● STATED EXERCISE
Reproduce the listing below verbatim.

※ ※ ※

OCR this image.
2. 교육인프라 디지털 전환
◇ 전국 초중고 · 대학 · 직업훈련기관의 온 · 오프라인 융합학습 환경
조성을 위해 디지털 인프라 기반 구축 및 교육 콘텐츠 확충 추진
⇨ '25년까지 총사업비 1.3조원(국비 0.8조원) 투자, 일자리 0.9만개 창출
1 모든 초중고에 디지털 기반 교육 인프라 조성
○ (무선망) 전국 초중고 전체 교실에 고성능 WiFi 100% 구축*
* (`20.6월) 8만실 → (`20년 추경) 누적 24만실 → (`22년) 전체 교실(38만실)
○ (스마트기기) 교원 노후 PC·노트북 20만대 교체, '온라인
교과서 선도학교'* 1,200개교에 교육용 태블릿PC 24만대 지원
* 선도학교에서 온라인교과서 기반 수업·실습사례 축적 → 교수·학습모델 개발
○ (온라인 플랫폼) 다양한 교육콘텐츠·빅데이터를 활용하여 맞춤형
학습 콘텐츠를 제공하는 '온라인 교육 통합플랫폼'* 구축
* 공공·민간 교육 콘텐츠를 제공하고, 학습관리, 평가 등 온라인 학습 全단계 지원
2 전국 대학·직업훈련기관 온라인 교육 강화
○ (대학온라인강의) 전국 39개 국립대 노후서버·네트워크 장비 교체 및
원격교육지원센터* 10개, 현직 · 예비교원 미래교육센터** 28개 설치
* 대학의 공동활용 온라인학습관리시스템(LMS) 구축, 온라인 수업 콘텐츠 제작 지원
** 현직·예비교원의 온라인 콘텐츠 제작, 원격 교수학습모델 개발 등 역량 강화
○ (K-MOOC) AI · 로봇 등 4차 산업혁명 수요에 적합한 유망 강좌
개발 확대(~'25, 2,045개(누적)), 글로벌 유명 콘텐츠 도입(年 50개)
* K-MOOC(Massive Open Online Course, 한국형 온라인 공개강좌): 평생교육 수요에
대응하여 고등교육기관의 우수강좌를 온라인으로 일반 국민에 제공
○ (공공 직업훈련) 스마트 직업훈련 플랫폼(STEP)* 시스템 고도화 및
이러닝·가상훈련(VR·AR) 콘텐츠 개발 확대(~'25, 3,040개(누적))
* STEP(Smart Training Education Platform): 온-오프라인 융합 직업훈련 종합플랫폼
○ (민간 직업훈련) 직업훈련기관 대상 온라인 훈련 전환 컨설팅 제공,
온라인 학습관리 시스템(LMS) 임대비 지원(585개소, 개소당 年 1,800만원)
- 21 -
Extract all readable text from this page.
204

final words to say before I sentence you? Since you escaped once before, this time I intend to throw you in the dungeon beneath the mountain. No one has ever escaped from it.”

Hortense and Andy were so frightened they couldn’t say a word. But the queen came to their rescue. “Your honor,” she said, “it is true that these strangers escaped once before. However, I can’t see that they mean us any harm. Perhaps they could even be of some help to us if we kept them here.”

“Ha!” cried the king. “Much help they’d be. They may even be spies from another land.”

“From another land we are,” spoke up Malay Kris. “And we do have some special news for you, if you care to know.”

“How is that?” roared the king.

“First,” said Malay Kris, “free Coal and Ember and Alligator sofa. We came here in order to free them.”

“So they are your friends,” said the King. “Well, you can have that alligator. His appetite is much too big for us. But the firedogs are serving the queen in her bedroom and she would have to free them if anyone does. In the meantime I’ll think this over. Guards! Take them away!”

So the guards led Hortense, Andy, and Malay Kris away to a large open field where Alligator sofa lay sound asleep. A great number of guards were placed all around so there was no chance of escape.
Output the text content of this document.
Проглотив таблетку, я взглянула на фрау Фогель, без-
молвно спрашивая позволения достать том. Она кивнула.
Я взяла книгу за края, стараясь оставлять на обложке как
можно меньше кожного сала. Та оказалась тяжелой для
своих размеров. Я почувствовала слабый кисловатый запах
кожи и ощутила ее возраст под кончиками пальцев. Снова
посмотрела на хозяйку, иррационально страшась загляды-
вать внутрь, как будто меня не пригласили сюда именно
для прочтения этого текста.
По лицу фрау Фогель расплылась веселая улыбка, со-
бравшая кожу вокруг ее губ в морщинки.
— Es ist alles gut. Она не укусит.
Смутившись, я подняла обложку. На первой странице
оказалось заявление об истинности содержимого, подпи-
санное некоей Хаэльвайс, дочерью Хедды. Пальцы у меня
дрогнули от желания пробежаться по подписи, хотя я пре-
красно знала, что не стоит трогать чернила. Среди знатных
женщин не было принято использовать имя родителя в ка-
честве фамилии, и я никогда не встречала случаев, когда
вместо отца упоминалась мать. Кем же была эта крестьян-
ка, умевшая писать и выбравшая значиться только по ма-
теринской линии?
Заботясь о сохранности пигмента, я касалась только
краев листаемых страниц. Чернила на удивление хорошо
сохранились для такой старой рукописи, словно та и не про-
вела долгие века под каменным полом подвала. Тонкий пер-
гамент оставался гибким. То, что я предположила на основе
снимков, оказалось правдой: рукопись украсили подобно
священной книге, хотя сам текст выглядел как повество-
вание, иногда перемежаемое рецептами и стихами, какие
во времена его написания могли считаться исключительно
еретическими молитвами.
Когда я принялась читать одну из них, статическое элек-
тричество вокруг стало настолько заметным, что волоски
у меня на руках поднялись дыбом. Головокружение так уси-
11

※ ※ ※

● SOLUTION TO THIS EXERCISE
OCR this image.
2. 교육인프라 디지털 전환
◇ 전국 초중고 · 대학 · 직업훈련기관의 온 · 오프라인 융합학습 환경
조성을 위해 디지털 인프라 기반 구축 및 교육 콘텐츠 확충 추진
⇨ '25년까지 총사업비 1.3조원(국비 0.8조원) 투자, 일자리 0.9만개 창출
1 모든 초중고에 디지털 기반 교육 인프라 조성
○ (무선망) 전국 초중고 전체 교실에 고성능 WiFi 100% 구축*
* (`20.6월) 8만실 → (`20년 추경) 누적 24만실 → (`22년) 전체 교실(38만실)
○ (스마트기기) 교원 노후 PC·노트북 20만대 교체, '온라인
교과서 선도학교'* 1,200개교에 교육용 태블릿PC 24만대 지원
* 선도학교에서 온라인교과서 기반 수업·실습사례 축적 → 교수·학습모델 개발
○ (온라인 플랫폼) 다양한 교육콘텐츠·빅데이터를 활용하여 맞춤형
학습 콘텐츠를 제공하는 '온라인 교육 통합플랫폼'* 구축
* 공공·민간 교육 콘텐츠를 제공하고, 학습관리, 평가 등 온라인 학습 全단계 지원
2 전국 대학·직업훈련기관 온라인 교육 강화
○ (대학온라인강의) 전국 39개 국립대 노후서버·네트워크 장비 교체 및
원격교육지원센터* 10개, 현직 · 예비교원 미래교육센터** 28개 설치
* 대학의 공동활용 온라인학습관리시스템(LMS) 구축, 온라인 수업 콘텐츠 제작 지원
** 현직·예비교원의 온라인 콘텐츠 제작, 원격 교수학습모델 개발 등 역량 강화
○ (K-MOOC) AI · 로봇 등 4차 산업혁명 수요에 적합한 유망 강좌
개발 확대(~'25, 2,045개(누적)), 글로벌 유명 콘텐츠 도입(年 50개)
* K-MOOC(Massive Open Online Course, 한국형 온라인 공개강좌): 평생교육 수요에
대응하여 고등교육기관의 우수강좌를 온라인으로 일반 국민에 제공
○ (공공 직업훈련) 스마트 직업훈련 플랫폼(STEP)* 시스템 고도화 및
이러닝·가상훈련(VR·AR) 콘텐츠 개발 확대(~'25, 3,040개(누적))
* STEP(Smart Training Education Platform): 온-오프라인 융합 직업훈련 종합플랫폼
○ (민간 직업훈련) 직업훈련기관 대상 온라인 훈련 전환 컨설팅 제공,
온라인 학습관리 시스템(LMS) 임대비 지원(585개소, 개소당 年 1,800만원)
- 21 -
Extract all readable text from this page.
204

final words to say before I sentence you? Since you escaped once before, this time I intend to throw you in the dungeon beneath the mountain. No one has ever escaped from it.”

Hortense and Andy were so frightened they couldn’t say a word. But the queen came to their rescue. “Your honor,” she said, “it is true that these strangers escaped once before. However, I can’t see that they mean us any harm. Perhaps they could even be of some help to us if we kept them here.”

“Ha!” cried the king. “Much help they’d be. They may even be spies from another land.”

“From another land we are,” spoke up Malay Kris. “And we do have some special news for you, if you care to know.”

“How is that?” roared the king.

“First,” said Malay Kris, “free Coal and Ember and Alligator sofa. We came here in order to free them.”

“So they are your friends,” said the King. “Well, you can have that alligator. His appetite is much too big for us. But the firedogs are serving the queen in her bedroom and she would have to free them if anyone does. In the meantime I’ll think this over. Guards! Take them away!”

So the guards led Hortense, Andy, and Malay Kris away to a large open field where Alligator sofa lay sound asleep. A great number of guards were placed all around so there was no chance of escape.
Output the text content of this document.
Проглотив таблетку, я взглянула на фрау Фогель, без-
молвно спрашивая позволения достать том. Она кивнула.
Я взяла книгу за края, стараясь оставлять на обложке как
можно меньше кожного сала. Та оказалась тяжелой для
своих размеров. Я почувствовала слабый кисловатый запах
кожи и ощутила ее возраст под кончиками пальцев. Снова
посмотрела на хозяйку, иррационально страшась загляды-
вать внутрь, как будто меня не пригласили сюда именно
для прочтения этого текста.
По лицу фрау Фогель расплылась веселая улыбка, со-
бравшая кожу вокруг ее губ в морщинки.
— Es ist alles gut. Она не укусит.
Смутившись, я подняла обложку. На первой странице
оказалось заявление об истинности содержимого, подпи-
санное некоей Хаэльвайс, дочерью Хедды. Пальцы у меня
дрогнули от желания пробежаться по подписи, хотя я пре-
красно знала, что не стоит трогать чернила. Среди знатных
женщин не было принято использовать имя родителя в ка-
честве фамилии, и я никогда не встречала случаев, когда
вместо отца упоминалась мать. Кем же была эта крестьян-
ка, умевшая писать и выбравшая значиться только по ма-
теринской линии?
Заботясь о сохранности пигмента, я касалась только
краев листаемых страниц. Чернила на удивление хорошо
сохранились для такой старой рукописи, словно та и не про-
вела долгие века под каменным полом подвала. Тонкий пер-
гамент оставался гибким. То, что я предположила на основе
снимков, оказалось правдой: рукопись украсили подобно
священной книге, хотя сам текст выглядел как повество-
вание, иногда перемежаемое рецептами и стихами, какие
во времена его написания могли считаться исключительно
еретическими молитвами.
Когда я принялась читать одну из них, статическое элек-
тричество вокруг стало настолько заметным, что волоски
у меня на руках поднялись дыбом. Головокружение так уси-
11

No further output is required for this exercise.